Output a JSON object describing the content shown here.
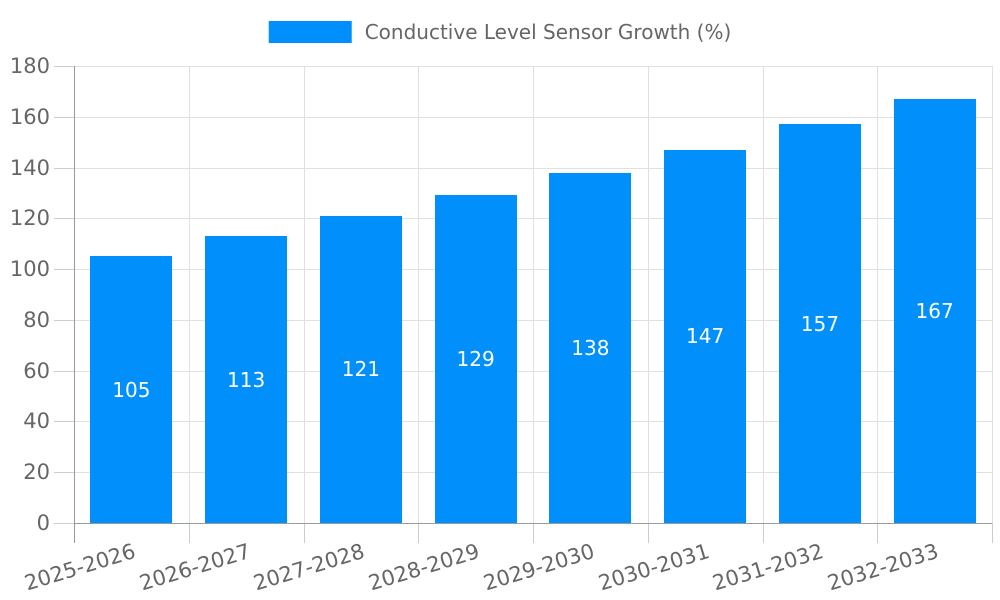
{
  "legend": {
    "label": "Conductive Level Sensor Growth (%)",
    "position": "top"
  },
  "chart_data": {
    "type": "bar",
    "title": "Conductive Level Sensor Growth (%)",
    "categories": [
      "2025-2026",
      "2026-2027",
      "2027-2028",
      "2028-2029",
      "2029-2030",
      "2030-2031",
      "2031-2032",
      "2032-2033"
    ],
    "values": [
      105,
      113,
      121,
      129,
      138,
      147,
      157,
      167
    ],
    "xlabel": "",
    "ylabel": "",
    "ylim": [
      0,
      180
    ],
    "ytick_step": 20,
    "yticks": [
      0,
      20,
      40,
      60,
      80,
      100,
      120,
      140,
      160,
      180
    ],
    "ytick_labels": [
      "0",
      "20",
      "40",
      "60",
      "80",
      "100",
      "120",
      "140",
      "160",
      "180"
    ],
    "grid": true,
    "legend_position": "top",
    "value_labels": "inside-center",
    "colors": {
      "bar": "#008FFB",
      "axis_text": "#666666",
      "value_label": "#ffffff",
      "grid_line": "#e0e0e0",
      "tick_line": "#cccccc",
      "axis_line": "#999999",
      "background": "#ffffff"
    }
  }
}
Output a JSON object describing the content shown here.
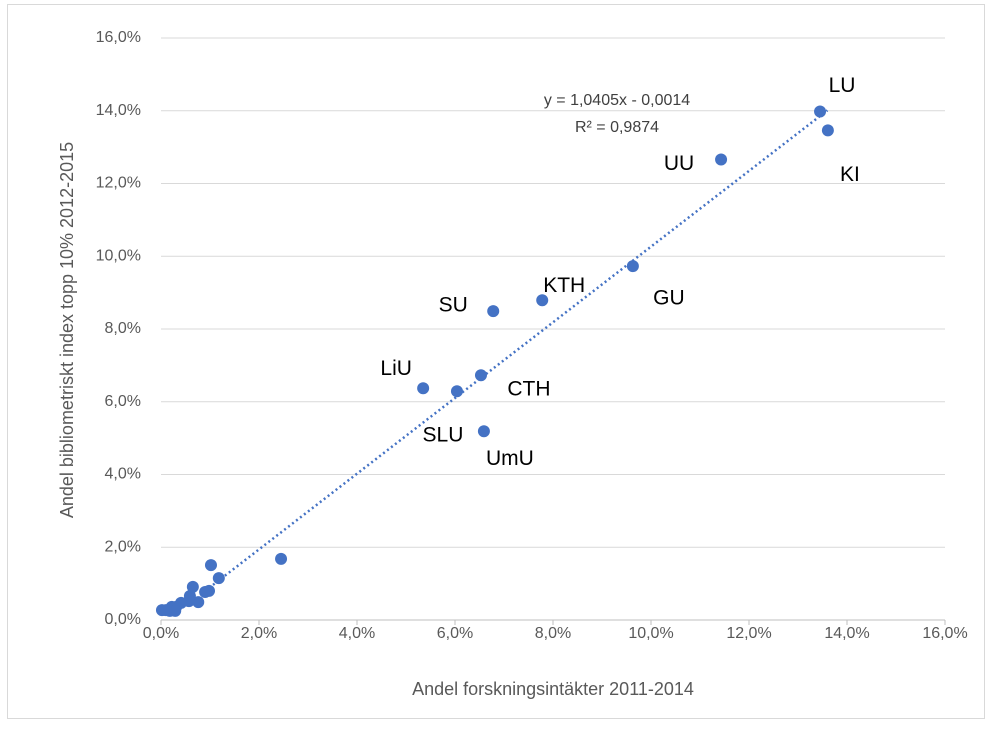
{
  "chart_data": {
    "type": "scatter",
    "x_label": "Andel forskningsintäkter 2011-2014",
    "y_label": "Andel bibliometriskt index topp 10% 2012-2015",
    "xlim": [
      0,
      16
    ],
    "ylim": [
      0,
      16
    ],
    "xticks": [
      {
        "value": 0,
        "label": "0,0%"
      },
      {
        "value": 2,
        "label": "2,0%"
      },
      {
        "value": 4,
        "label": "4,0%"
      },
      {
        "value": 6,
        "label": "6,0%"
      },
      {
        "value": 8,
        "label": "8,0%"
      },
      {
        "value": 10,
        "label": "10,0%"
      },
      {
        "value": 12,
        "label": "12,0%"
      },
      {
        "value": 14,
        "label": "14,0%"
      },
      {
        "value": 16,
        "label": "16,0%"
      }
    ],
    "yticks": [
      {
        "value": 0,
        "label": "0,0%"
      },
      {
        "value": 2,
        "label": "2,0%"
      },
      {
        "value": 4,
        "label": "4,0%"
      },
      {
        "value": 6,
        "label": "6,0%"
      },
      {
        "value": 8,
        "label": "8,0%"
      },
      {
        "value": 10,
        "label": "10,0%"
      },
      {
        "value": 12,
        "label": "12,0%"
      },
      {
        "value": 14,
        "label": "14,0%"
      },
      {
        "value": 16,
        "label": "16,0%"
      }
    ],
    "grid": true,
    "color": "#4472c4",
    "x": [
      13.45,
      13.61,
      11.43,
      9.63,
      7.78,
      6.78,
      6.53,
      5.35,
      6.04,
      6.59,
      2.45,
      1.02,
      1.18,
      0.65,
      0.98,
      0.9,
      0.76,
      0.57,
      0.59,
      0.41,
      0.31,
      0.22,
      0.18,
      0.29,
      0.02,
      0.1
    ],
    "values": [
      13.98,
      13.46,
      12.66,
      9.73,
      8.79,
      8.49,
      6.73,
      6.37,
      6.29,
      5.19,
      1.68,
      1.51,
      1.15,
      0.91,
      0.8,
      0.77,
      0.49,
      0.52,
      0.66,
      0.47,
      0.36,
      0.36,
      0.25,
      0.25,
      0.27,
      0.27
    ],
    "point_labels": [
      "LU",
      "KI",
      "UU",
      "GU",
      "KTH",
      "SU",
      "CTH",
      "LiU",
      "SLU",
      "UmU",
      null,
      null,
      null,
      null,
      null,
      null,
      null,
      null,
      null,
      null,
      null,
      null,
      null,
      null,
      null,
      null
    ],
    "trendline": {
      "equation": "y = 1,0405x - 0,0014",
      "r_squared": "R² = 0,9874",
      "slope": 1.0405,
      "intercept": -0.14,
      "x_range": [
        0.9,
        13.6
      ]
    }
  }
}
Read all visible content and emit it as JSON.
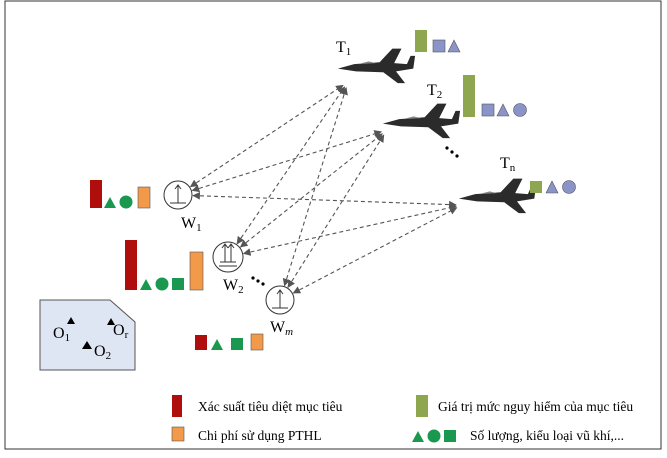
{
  "targets": [
    {
      "label": "T",
      "sub": "1"
    },
    {
      "label": "T",
      "sub": "2"
    },
    {
      "label": "T",
      "sub": "n"
    }
  ],
  "weapons": [
    {
      "label": "W",
      "sub": "1"
    },
    {
      "label": "W",
      "sub": "2"
    },
    {
      "label": "W",
      "sub": "m"
    }
  ],
  "obstacles": [
    {
      "label": "O",
      "sub": "1"
    },
    {
      "label": "O",
      "sub": "2"
    },
    {
      "label": "O",
      "sub": "r"
    }
  ],
  "legend": [
    "Xác suất tiêu diệt mục tiêu",
    "Chi phí sử dụng PTHL",
    "Giá trị mức nguy hiểm của mục tiêu",
    "Số lượng, kiểu loại vũ khí,..."
  ]
}
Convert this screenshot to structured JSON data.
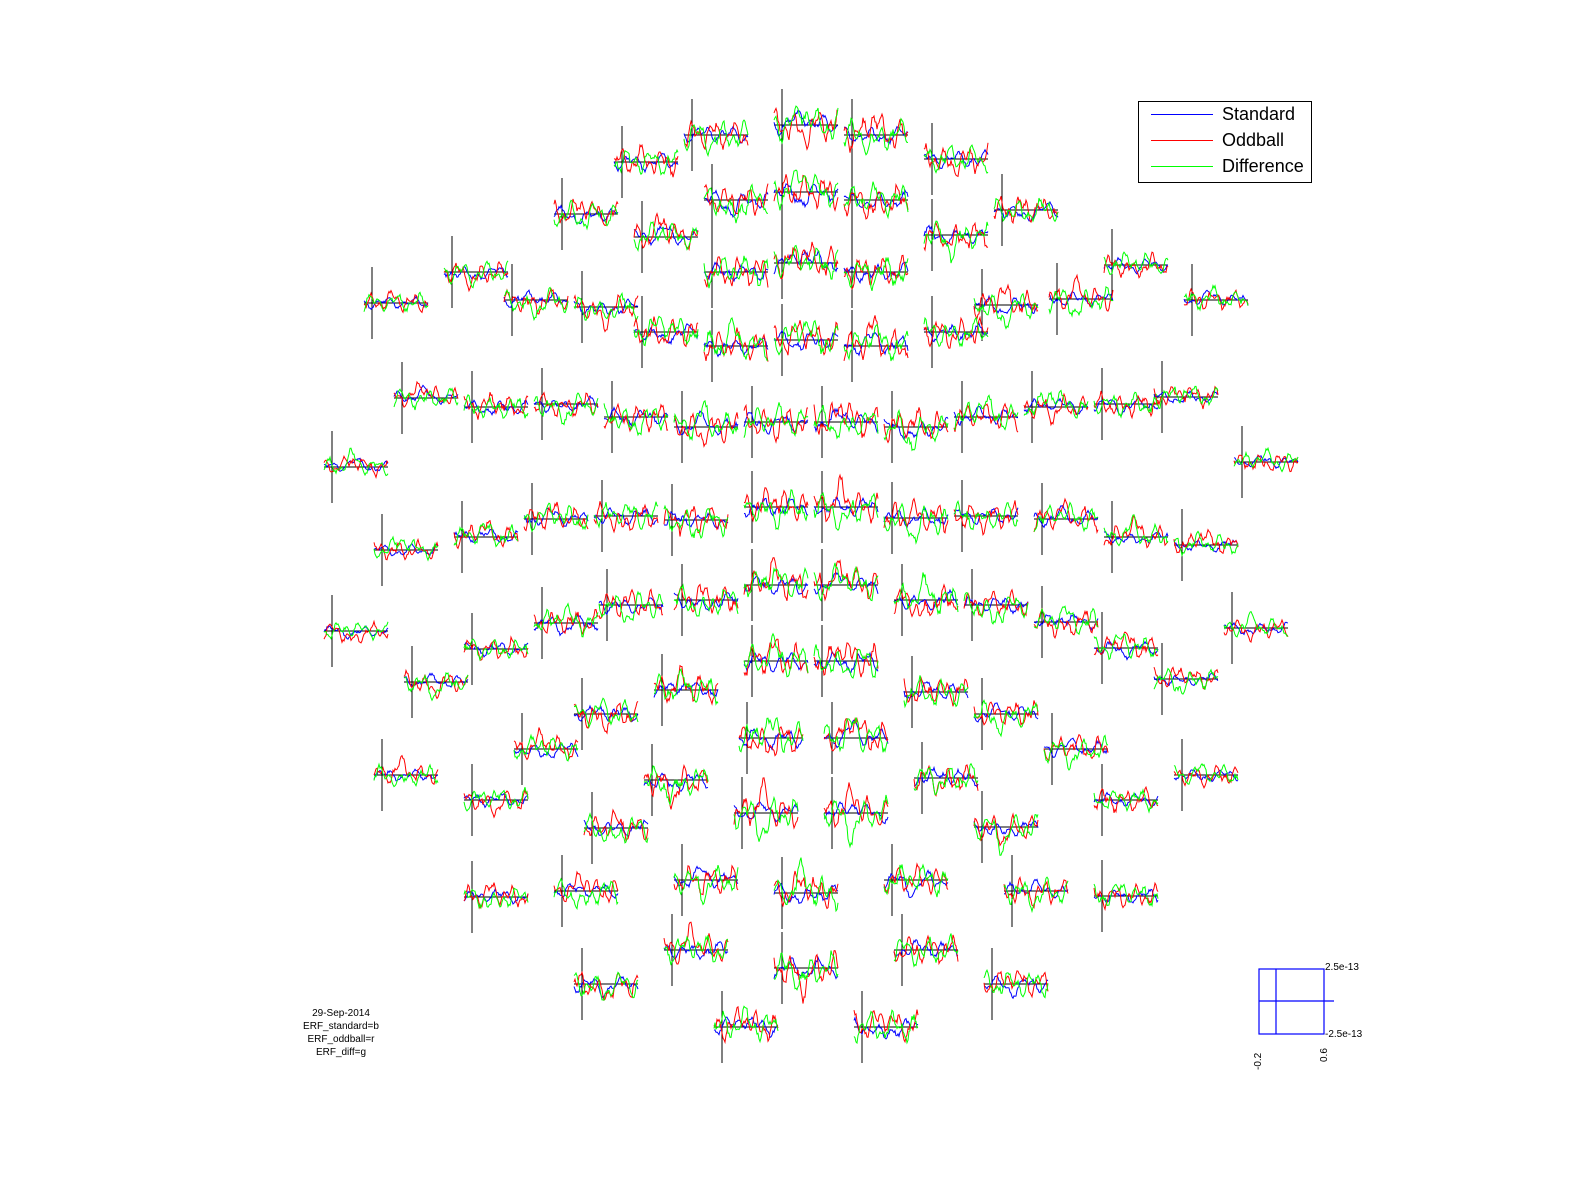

=== Instructions to follow ===
Output the entries above exactly. Drop the pictures.

=== Written answer ===
Output a JSON object describing the content shown here.
{
  "legend": {
    "label": "Conductive Level Sensor Growth (%)",
    "position": "top"
  },
  "chart_data": {
    "type": "bar",
    "title": "Conductive Level Sensor Growth (%)",
    "categories": [
      "2025-2026",
      "2026-2027",
      "2027-2028",
      "2028-2029",
      "2029-2030",
      "2030-2031",
      "2031-2032",
      "2032-2033"
    ],
    "values": [
      105,
      113,
      121,
      129,
      138,
      147,
      157,
      167
    ],
    "xlabel": "",
    "ylabel": "",
    "ylim": [
      0,
      180
    ],
    "ytick_step": 20,
    "yticks": [
      0,
      20,
      40,
      60,
      80,
      100,
      120,
      140,
      160,
      180
    ],
    "ytick_labels": [
      "0",
      "20",
      "40",
      "60",
      "80",
      "100",
      "120",
      "140",
      "160",
      "180"
    ],
    "grid": true,
    "legend_position": "top",
    "value_labels": "inside-center",
    "colors": {
      "bar": "#008FFB",
      "axis_text": "#666666",
      "value_label": "#ffffff",
      "grid_line": "#e0e0e0",
      "tick_line": "#cccccc",
      "axis_line": "#999999",
      "background": "#ffffff"
    }
  }
}
Output a JSON object describing the content shown here.
{
  "chart_data": {
    "type": "scatter",
    "x_label": "Andel forskningsintäkter 2011-2014",
    "y_label": "Andel bibliometriskt index topp 10% 2012-2015",
    "xlim": [
      0,
      16
    ],
    "ylim": [
      0,
      16
    ],
    "xticks": [
      {
        "value": 0,
        "label": "0,0%"
      },
      {
        "value": 2,
        "label": "2,0%"
      },
      {
        "value": 4,
        "label": "4,0%"
      },
      {
        "value": 6,
        "label": "6,0%"
      },
      {
        "value": 8,
        "label": "8,0%"
      },
      {
        "value": 10,
        "label": "10,0%"
      },
      {
        "value": 12,
        "label": "12,0%"
      },
      {
        "value": 14,
        "label": "14,0%"
      },
      {
        "value": 16,
        "label": "16,0%"
      }
    ],
    "yticks": [
      {
        "value": 0,
        "label": "0,0%"
      },
      {
        "value": 2,
        "label": "2,0%"
      },
      {
        "value": 4,
        "label": "4,0%"
      },
      {
        "value": 6,
        "label": "6,0%"
      },
      {
        "value": 8,
        "label": "8,0%"
      },
      {
        "value": 10,
        "label": "10,0%"
      },
      {
        "value": 12,
        "label": "12,0%"
      },
      {
        "value": 14,
        "label": "14,0%"
      },
      {
        "value": 16,
        "label": "16,0%"
      }
    ],
    "grid": true,
    "color": "#4472c4",
    "x": [
      13.45,
      13.61,
      11.43,
      9.63,
      7.78,
      6.78,
      6.53,
      5.35,
      6.04,
      6.59,
      2.45,
      1.02,
      1.18,
      0.65,
      0.98,
      0.9,
      0.76,
      0.57,
      0.59,
      0.41,
      0.31,
      0.22,
      0.18,
      0.29,
      0.02,
      0.1
    ],
    "values": [
      13.98,
      13.46,
      12.66,
      9.73,
      8.79,
      8.49,
      6.73,
      6.37,
      6.29,
      5.19,
      1.68,
      1.51,
      1.15,
      0.91,
      0.8,
      0.77,
      0.49,
      0.52,
      0.66,
      0.47,
      0.36,
      0.36,
      0.25,
      0.25,
      0.27,
      0.27
    ],
    "point_labels": [
      "LU",
      "KI",
      "UU",
      "GU",
      "KTH",
      "SU",
      "CTH",
      "LiU",
      "SLU",
      "UmU",
      null,
      null,
      null,
      null,
      null,
      null,
      null,
      null,
      null,
      null,
      null,
      null,
      null,
      null,
      null,
      null
    ],
    "trendline": {
      "equation": "y = 1,0405x - 0,0014",
      "r_squared": "R² = 0,9874",
      "slope": 1.0405,
      "intercept": -0.14,
      "x_range": [
        0.9,
        13.6
      ]
    }
  }
}
Read all visible content and emit it as JSON.
{
  "targets": [
    {
      "label": "T",
      "sub": "1"
    },
    {
      "label": "T",
      "sub": "2"
    },
    {
      "label": "T",
      "sub": "n"
    }
  ],
  "weapons": [
    {
      "label": "W",
      "sub": "1"
    },
    {
      "label": "W",
      "sub": "2"
    },
    {
      "label": "W",
      "sub": "m"
    }
  ],
  "obstacles": [
    {
      "label": "O",
      "sub": "1"
    },
    {
      "label": "O",
      "sub": "2"
    },
    {
      "label": "O",
      "sub": "r"
    }
  ],
  "legend": [
    "Xác suất tiêu diệt mục tiêu",
    "Chi phí sử dụng PTHL",
    "Giá trị mức nguy hiểm của mục tiêu",
    "Số lượng, kiểu loại vũ khí,..."
  ]
}
Convert this screenshot to structured JSON data.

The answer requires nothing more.